--- Begin Dataset excerpts ---
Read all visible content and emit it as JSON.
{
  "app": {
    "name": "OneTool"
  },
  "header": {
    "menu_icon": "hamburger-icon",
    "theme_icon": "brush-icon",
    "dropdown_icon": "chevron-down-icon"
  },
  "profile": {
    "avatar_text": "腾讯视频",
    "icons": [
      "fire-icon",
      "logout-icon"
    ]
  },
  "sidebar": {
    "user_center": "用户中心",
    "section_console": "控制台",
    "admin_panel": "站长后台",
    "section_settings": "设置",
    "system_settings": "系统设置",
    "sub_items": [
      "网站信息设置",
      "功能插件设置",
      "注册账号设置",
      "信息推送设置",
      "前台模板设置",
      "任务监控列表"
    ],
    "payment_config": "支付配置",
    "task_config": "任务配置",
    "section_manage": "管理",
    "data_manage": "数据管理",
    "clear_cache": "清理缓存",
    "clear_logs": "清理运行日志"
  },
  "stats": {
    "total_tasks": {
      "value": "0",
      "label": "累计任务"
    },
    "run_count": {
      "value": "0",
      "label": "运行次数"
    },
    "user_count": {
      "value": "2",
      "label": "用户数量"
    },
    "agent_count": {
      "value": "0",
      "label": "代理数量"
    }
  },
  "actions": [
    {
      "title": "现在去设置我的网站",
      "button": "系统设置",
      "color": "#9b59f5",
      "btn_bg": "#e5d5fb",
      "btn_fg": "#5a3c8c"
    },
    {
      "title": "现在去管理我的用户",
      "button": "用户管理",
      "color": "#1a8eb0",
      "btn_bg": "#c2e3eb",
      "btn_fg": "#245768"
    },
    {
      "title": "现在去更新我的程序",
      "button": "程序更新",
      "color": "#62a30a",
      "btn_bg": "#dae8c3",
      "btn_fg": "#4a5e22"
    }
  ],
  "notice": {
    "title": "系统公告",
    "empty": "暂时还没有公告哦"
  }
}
--- End Dataset excerpts ---
--- Begin Dataset excerpts ---
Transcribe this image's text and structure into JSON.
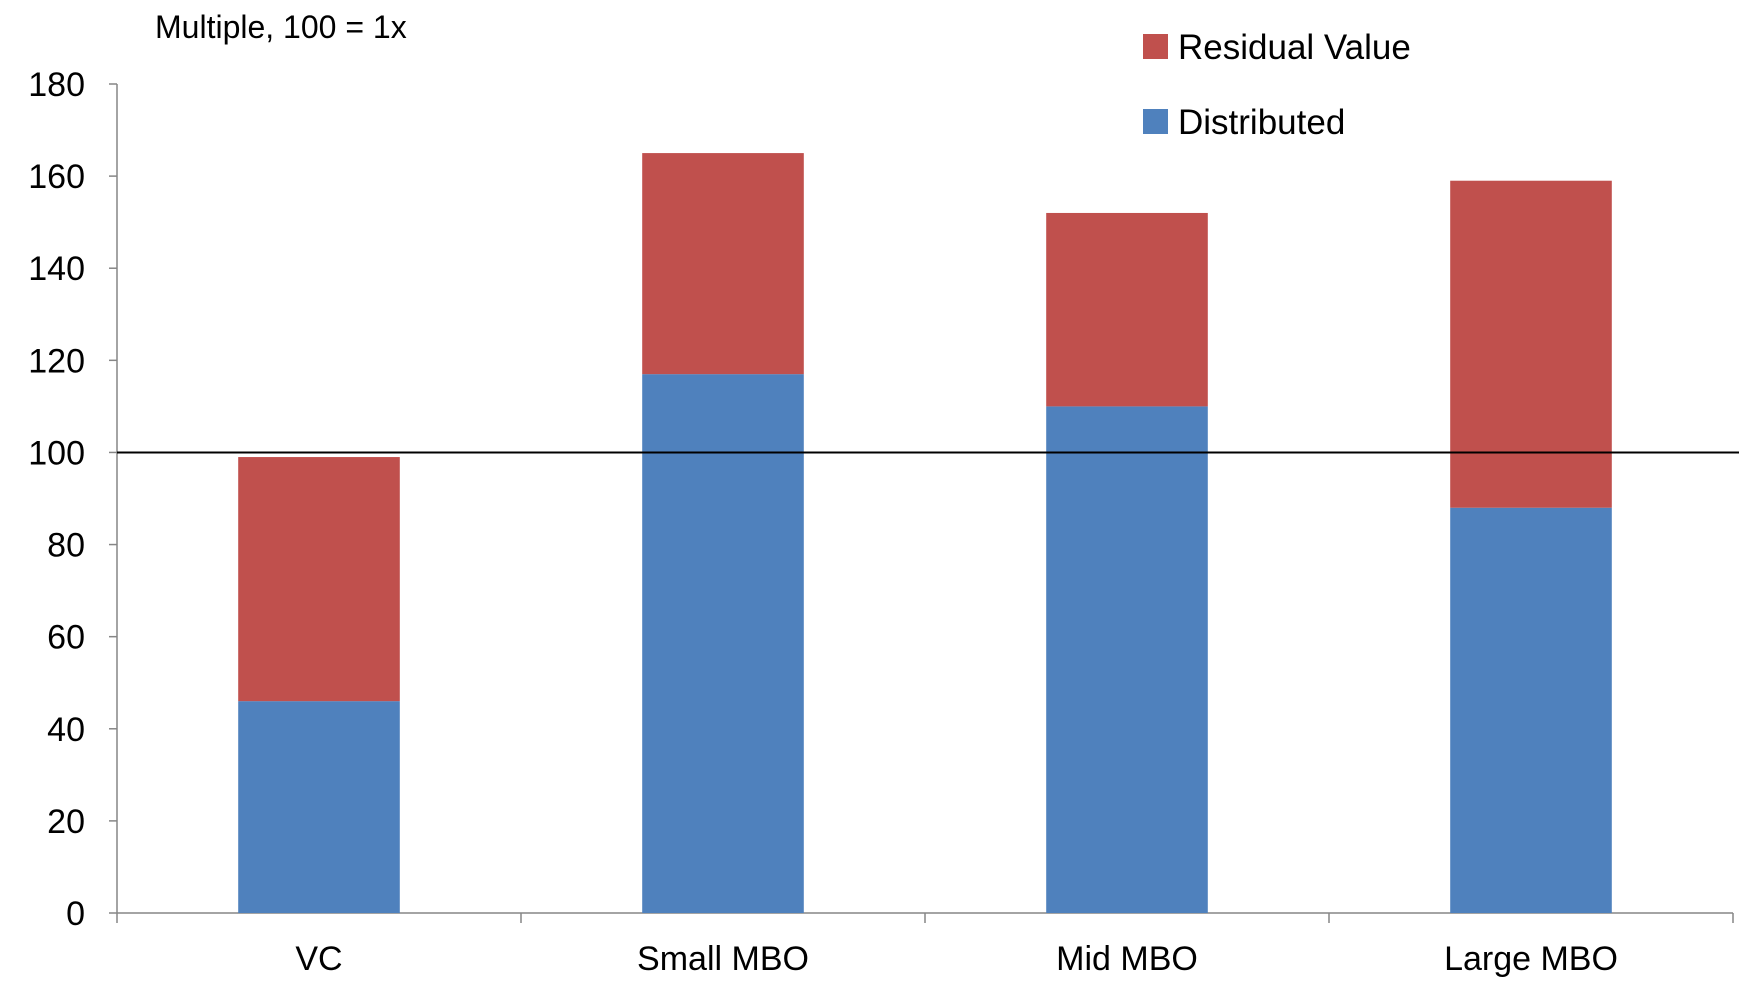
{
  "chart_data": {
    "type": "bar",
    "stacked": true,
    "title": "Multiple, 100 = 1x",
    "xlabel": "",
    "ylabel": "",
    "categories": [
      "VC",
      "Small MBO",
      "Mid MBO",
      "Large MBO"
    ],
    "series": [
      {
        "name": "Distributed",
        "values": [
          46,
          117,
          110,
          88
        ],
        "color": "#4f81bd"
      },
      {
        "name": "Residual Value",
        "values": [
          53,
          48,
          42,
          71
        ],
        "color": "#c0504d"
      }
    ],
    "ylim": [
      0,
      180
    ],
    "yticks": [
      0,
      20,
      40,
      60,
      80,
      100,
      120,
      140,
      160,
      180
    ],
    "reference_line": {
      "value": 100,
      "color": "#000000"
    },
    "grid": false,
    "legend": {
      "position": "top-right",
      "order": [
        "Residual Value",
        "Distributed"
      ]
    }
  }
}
--- End Dataset excerpts ---
--- Begin Dataset excerpts ---
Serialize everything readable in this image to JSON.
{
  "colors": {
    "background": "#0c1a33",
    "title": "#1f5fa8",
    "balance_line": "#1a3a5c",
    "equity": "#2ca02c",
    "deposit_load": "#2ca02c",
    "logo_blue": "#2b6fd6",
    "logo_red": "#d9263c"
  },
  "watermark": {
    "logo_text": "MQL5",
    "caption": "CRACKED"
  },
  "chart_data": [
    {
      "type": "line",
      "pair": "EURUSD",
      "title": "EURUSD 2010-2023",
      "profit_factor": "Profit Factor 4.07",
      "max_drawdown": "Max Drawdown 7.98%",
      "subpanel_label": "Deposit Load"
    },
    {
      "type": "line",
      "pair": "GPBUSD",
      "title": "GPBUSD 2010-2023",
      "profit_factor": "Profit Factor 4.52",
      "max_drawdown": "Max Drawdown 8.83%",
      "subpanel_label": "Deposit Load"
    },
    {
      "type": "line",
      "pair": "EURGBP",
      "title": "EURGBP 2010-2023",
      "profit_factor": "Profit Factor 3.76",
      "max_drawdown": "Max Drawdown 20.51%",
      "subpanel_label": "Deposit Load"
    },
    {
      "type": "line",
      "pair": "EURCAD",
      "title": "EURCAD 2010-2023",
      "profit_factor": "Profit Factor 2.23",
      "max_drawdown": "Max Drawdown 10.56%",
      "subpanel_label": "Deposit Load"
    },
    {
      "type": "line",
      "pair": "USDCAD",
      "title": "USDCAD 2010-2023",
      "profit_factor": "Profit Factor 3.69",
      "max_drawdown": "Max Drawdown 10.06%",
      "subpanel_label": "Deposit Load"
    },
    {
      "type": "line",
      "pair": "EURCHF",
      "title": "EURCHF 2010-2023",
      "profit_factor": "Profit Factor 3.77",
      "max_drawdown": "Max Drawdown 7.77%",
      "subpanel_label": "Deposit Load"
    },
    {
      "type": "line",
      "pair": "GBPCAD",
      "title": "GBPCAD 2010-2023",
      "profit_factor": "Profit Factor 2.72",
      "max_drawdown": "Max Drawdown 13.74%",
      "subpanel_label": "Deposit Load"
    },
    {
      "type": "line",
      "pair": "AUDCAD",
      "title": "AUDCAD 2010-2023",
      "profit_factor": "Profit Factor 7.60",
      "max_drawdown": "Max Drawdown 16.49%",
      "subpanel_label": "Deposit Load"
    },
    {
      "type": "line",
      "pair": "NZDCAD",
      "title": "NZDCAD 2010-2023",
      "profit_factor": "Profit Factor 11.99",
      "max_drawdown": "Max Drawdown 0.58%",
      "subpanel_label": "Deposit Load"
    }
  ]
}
--- End Dataset excerpts ---
Give only the number of lines in the entries above that contain the string "button".

3